# [Work required]
Give the lines of every entry below as a numbered list, leaving out any blank lines.

(Labeled box records)
※
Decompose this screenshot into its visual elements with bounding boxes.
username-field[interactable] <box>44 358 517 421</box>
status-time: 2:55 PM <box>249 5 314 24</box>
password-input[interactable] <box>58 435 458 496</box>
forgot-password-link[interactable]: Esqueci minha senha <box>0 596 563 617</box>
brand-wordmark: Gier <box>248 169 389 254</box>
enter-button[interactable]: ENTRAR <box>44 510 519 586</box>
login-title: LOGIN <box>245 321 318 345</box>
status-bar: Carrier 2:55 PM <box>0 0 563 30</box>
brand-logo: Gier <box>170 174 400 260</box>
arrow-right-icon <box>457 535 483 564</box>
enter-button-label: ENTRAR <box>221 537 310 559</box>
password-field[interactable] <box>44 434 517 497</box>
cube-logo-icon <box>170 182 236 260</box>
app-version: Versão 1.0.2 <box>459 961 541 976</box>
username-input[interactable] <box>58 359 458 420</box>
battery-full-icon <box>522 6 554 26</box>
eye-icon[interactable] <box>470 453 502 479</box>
※
# [Full response]
1. Decompose this screenshot into its visual elements with bounding boxes.
2. username-field[interactable] <box>44 358 517 421</box>
3. status-time: 2:55 PM <box>249 5 314 24</box>
4. password-input[interactable] <box>58 435 458 496</box>
5. forgot-password-link[interactable]: Esqueci minha senha <box>0 596 563 617</box>
6. brand-wordmark: Gier <box>248 169 389 254</box>
7. enter-button[interactable]: ENTRAR <box>44 510 519 586</box>
8. login-title: LOGIN <box>245 321 318 345</box>
9. status-bar: Carrier 2:55 PM <box>0 0 563 30</box>
10. brand-logo: Gier <box>170 174 400 260</box>
11. arrow-right-icon <box>457 535 483 564</box>
12. enter-button-label: ENTRAR <box>221 537 310 559</box>
13. password-field[interactable] <box>44 434 517 497</box>
14. cube-logo-icon <box>170 182 236 260</box>
15. app-version: Versão 1.0.2 <box>459 961 541 976</box>
16. username-input[interactable] <box>58 359 458 420</box>
17. battery-full-icon <box>522 6 554 26</box>
18. eye-icon[interactable] <box>470 453 502 479</box>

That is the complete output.